• STATED PROBLEM:
Copy out every record below, word for word.

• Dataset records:
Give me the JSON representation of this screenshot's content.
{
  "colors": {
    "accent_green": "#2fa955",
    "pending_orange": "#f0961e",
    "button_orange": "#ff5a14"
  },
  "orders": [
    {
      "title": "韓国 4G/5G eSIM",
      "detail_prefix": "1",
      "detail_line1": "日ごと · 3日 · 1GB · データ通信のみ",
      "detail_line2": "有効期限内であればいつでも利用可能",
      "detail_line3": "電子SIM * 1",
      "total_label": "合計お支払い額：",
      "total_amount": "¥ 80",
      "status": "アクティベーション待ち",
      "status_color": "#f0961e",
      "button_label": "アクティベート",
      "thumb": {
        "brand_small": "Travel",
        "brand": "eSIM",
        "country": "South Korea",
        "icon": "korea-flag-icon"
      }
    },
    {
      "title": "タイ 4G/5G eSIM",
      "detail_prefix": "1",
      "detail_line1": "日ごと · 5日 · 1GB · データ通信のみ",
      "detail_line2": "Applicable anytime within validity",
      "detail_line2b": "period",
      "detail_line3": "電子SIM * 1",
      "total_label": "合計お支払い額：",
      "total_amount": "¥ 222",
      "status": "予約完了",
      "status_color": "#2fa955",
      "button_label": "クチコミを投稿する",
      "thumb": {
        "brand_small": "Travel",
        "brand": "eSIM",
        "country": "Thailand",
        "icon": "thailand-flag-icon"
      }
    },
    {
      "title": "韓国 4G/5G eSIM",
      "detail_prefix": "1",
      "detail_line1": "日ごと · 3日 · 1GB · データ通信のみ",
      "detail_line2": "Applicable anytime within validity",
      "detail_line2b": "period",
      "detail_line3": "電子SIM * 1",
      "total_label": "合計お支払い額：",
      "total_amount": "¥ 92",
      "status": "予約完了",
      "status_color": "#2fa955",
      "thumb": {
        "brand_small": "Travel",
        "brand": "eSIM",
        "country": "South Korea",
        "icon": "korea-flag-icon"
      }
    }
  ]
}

• EXERCISE RESPONSE:
Give me the JSON representation of this screenshot's content.
{
  "colors": {
    "accent_green": "#2fa955",
    "pending_orange": "#f0961e",
    "button_orange": "#ff5a14"
  },
  "orders": [
    {
      "title": "韓国 4G/5G eSIM",
      "detail_prefix": "1",
      "detail_line1": "日ごと · 3日 · 1GB · データ通信のみ",
      "detail_line2": "有効期限内であればいつでも利用可能",
      "detail_line3": "電子SIM * 1",
      "total_label": "合計お支払い額：",
      "total_amount": "¥ 80",
      "status": "アクティベーション待ち",
      "status_color": "#f0961e",
      "button_label": "アクティベート",
      "thumb": {
        "brand_small": "Travel",
        "brand": "eSIM",
        "country": "South Korea",
        "icon": "korea-flag-icon"
      }
    },
    {
      "title": "タイ 4G/5G eSIM",
      "detail_prefix": "1",
      "detail_line1": "日ごと · 5日 · 1GB · データ通信のみ",
      "detail_line2": "Applicable anytime within validity",
      "detail_line2b": "period",
      "detail_line3": "電子SIM * 1",
      "total_label": "合計お支払い額：",
      "total_amount": "¥ 222",
      "status": "予約完了",
      "status_color": "#2fa955",
      "button_label": "クチコミを投稿する",
      "thumb": {
        "brand_small": "Travel",
        "brand": "eSIM",
        "country": "Thailand",
        "icon": "thailand-flag-icon"
      }
    },
    {
      "title": "韓国 4G/5G eSIM",
      "detail_prefix": "1",
      "detail_line1": "日ごと · 3日 · 1GB · データ通信のみ",
      "detail_line2": "Applicable anytime within validity",
      "detail_line2b": "period",
      "detail_line3": "電子SIM * 1",
      "total_label": "合計お支払い額：",
      "total_amount": "¥ 92",
      "status": "予約完了",
      "status_color": "#2fa955",
      "thumb": {
        "brand_small": "Travel",
        "brand": "eSIM",
        "country": "South Korea",
        "icon": "korea-flag-icon"
      }
    }
  ]
}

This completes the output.